[Begin PROVIDED RECORDS]

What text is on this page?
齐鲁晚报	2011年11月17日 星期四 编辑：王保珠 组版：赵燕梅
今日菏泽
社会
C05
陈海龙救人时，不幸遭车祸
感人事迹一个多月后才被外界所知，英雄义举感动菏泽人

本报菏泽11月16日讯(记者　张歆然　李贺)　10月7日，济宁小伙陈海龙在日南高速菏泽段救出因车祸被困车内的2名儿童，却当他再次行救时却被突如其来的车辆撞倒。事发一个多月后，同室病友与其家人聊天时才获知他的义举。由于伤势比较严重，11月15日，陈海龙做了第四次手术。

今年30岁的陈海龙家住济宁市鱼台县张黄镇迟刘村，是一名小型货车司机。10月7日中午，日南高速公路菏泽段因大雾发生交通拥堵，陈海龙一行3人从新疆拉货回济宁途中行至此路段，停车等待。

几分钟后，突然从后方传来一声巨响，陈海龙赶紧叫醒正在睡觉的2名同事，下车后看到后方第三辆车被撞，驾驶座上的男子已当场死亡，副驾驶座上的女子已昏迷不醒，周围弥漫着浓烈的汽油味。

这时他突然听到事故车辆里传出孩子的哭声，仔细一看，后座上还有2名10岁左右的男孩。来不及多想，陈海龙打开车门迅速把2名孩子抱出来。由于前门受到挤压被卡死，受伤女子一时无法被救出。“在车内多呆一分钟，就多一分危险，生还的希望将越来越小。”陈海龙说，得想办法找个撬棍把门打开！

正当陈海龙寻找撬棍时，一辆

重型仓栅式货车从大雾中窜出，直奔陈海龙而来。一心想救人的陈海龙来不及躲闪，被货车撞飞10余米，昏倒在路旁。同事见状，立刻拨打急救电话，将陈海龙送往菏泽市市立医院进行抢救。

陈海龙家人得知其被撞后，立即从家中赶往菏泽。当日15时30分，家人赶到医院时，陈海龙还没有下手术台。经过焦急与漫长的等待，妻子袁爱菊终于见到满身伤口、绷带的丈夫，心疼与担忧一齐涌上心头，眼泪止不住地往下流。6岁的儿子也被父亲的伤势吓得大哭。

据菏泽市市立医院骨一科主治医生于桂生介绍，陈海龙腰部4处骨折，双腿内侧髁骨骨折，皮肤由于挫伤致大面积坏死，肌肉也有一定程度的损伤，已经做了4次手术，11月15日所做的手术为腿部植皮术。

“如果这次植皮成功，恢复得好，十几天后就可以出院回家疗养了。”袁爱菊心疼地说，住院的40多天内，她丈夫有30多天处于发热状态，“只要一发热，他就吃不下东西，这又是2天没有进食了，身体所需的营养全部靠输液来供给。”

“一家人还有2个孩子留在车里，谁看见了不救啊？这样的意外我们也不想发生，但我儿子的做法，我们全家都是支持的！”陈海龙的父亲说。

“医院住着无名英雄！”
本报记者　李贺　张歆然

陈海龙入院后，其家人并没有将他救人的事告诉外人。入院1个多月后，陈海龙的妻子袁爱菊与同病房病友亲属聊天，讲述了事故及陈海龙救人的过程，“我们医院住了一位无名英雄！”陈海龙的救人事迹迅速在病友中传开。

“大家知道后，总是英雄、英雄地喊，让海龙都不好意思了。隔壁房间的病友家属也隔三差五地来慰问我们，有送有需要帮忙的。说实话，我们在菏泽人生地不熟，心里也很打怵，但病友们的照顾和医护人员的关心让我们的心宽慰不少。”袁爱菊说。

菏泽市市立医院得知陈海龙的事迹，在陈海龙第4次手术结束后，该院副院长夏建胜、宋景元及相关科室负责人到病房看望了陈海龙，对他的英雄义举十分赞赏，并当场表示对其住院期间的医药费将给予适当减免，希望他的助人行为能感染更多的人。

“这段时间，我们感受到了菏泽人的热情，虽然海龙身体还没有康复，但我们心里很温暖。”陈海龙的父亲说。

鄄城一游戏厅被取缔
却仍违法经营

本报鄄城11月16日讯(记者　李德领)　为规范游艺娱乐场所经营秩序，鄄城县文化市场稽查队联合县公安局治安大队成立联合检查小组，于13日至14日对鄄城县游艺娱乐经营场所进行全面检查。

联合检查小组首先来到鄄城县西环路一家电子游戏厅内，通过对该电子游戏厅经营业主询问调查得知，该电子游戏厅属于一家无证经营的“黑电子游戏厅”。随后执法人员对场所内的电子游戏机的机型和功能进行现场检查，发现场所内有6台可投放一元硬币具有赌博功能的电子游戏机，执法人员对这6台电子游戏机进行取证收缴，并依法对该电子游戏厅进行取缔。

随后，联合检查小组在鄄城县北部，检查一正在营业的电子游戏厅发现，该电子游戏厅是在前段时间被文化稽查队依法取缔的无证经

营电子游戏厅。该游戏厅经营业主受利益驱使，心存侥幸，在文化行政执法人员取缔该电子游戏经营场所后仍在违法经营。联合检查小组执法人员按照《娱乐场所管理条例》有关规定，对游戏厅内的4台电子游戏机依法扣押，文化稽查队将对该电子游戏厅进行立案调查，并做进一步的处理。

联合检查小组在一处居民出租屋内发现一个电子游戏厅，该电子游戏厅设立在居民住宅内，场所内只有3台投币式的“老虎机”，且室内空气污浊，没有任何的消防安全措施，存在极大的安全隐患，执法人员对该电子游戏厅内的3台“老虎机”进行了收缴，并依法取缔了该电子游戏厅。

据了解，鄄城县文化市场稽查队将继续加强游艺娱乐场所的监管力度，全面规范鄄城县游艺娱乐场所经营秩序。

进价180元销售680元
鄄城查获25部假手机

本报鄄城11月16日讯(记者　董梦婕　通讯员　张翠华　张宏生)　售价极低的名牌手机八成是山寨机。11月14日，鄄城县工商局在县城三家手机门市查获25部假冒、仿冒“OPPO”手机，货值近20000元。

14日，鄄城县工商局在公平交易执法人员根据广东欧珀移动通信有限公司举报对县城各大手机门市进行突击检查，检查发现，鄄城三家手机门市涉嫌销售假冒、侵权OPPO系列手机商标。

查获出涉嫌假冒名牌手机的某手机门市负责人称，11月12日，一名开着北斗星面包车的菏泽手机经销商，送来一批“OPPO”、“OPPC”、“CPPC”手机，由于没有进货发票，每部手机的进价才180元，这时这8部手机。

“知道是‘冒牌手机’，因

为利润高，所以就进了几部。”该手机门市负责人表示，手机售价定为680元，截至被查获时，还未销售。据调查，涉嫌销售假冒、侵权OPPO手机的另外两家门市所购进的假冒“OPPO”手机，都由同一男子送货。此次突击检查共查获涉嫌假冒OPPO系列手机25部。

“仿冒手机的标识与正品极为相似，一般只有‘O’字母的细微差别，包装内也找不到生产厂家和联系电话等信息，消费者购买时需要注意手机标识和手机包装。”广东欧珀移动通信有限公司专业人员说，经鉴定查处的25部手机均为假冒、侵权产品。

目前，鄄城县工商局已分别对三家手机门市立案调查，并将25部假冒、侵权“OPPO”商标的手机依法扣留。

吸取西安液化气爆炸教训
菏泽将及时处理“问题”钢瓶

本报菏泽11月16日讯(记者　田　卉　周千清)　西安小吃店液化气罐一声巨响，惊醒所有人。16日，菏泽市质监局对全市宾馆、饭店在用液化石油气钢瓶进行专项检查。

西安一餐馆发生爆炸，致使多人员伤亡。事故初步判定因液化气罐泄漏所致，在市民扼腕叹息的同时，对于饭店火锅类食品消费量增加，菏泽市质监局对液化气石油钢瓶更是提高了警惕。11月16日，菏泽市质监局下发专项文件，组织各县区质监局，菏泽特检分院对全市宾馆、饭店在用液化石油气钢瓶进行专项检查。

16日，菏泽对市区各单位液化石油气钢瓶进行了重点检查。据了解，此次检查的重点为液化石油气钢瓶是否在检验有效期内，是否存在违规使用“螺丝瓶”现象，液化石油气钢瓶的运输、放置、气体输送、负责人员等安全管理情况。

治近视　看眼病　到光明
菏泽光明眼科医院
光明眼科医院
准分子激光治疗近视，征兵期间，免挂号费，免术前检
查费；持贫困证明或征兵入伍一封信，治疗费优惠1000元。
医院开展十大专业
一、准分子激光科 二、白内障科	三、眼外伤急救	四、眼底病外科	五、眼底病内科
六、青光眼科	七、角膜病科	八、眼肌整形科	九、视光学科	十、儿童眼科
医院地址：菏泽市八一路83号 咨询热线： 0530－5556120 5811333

[End PROVIDED RECORDS]

▶ _THE REQUEST_:
Go through the records above, find every line with the word "陈海龙的父亲说", and list those lines.

▶ _TASK OUTPUT_:
“一家人还有2个孩子留在车里，谁看见了不救啊？这样的意外我们也不想发生，但我儿子的做法，我们全家都是支持的！”陈海龙的父亲说。
“这段时间，我们感受到了菏泽人的热情，虽然海龙身体还没有康复，但我们心里很温暖。”陈海龙的父亲说。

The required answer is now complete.